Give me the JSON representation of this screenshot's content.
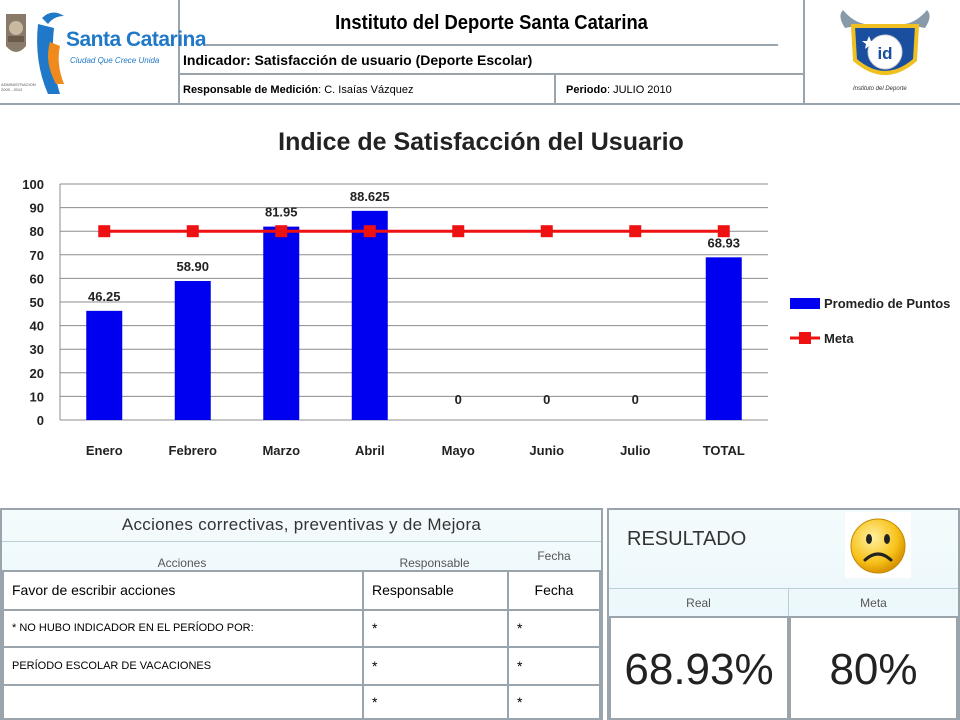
{
  "header": {
    "logo_text": "Santa Catarina",
    "logo_tagline": "Ciudad Que Crece Unida",
    "seal_caption": "ADMINISTRACION 2009 - 2012",
    "right_logo_text": "Instituto del Deporte",
    "title": "Instituto del Deporte Santa Catarina",
    "indicator": "Indicador: Satisfacción de usuario (Deporte Escolar)",
    "responsible_label": "Responsable de Medición",
    "responsible_name": "C. Isaías Vázquez",
    "period_label": "Periodo",
    "period_value": "JULIO 2010"
  },
  "chart_data": {
    "type": "bar",
    "title": "Indice de Satisfacción del Usuario",
    "categories": [
      "Enero",
      "Febrero",
      "Marzo",
      "Abril",
      "Mayo",
      "Junio",
      "Julio",
      "TOTAL"
    ],
    "series": [
      {
        "name": "Promedio de Puntos",
        "type": "bar",
        "values": [
          46.25,
          58.9,
          81.95,
          88.625,
          0,
          0,
          0,
          68.93
        ],
        "labels": [
          "46.25",
          "58.90",
          "81.95",
          "88.625",
          "0",
          "0",
          "0",
          "68.93"
        ]
      },
      {
        "name": "Meta",
        "type": "line",
        "values": [
          80,
          80,
          80,
          80,
          80,
          80,
          80,
          80
        ]
      }
    ],
    "ylim": [
      0,
      100
    ],
    "yticks": [
      0,
      10,
      20,
      30,
      40,
      50,
      60,
      70,
      80,
      90,
      100
    ],
    "grid": true,
    "legend_position": "right",
    "colors": {
      "bar": "#0000f0",
      "line": "#ee1111"
    }
  },
  "actions": {
    "title": "Acciones correctivas, preventivas y de Mejora",
    "col_acciones": "Acciones",
    "col_responsable": "Responsable",
    "col_fecha": "Fecha",
    "rows": [
      {
        "accion": "Favor de escribir acciones",
        "responsable": "Responsable",
        "fecha": "Fecha"
      },
      {
        "accion": "* NO HUBO INDICADOR EN EL PERÍODO POR:",
        "responsable": "*",
        "fecha": "*"
      },
      {
        "accion": "PERÍODO ESCOLAR DE VACACIONES",
        "responsable": "*",
        "fecha": "*"
      },
      {
        "accion": "",
        "responsable": "*",
        "fecha": "*"
      }
    ]
  },
  "result": {
    "title": "RESULTADO",
    "status_icon": "sad-face-icon",
    "real_label": "Real",
    "meta_label": "Meta",
    "real_value": "68.93%",
    "meta_value": "80%"
  }
}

# What is expected:
In the entries above, count every line containing the word "Instituto". Write only the total.

# The solution:
2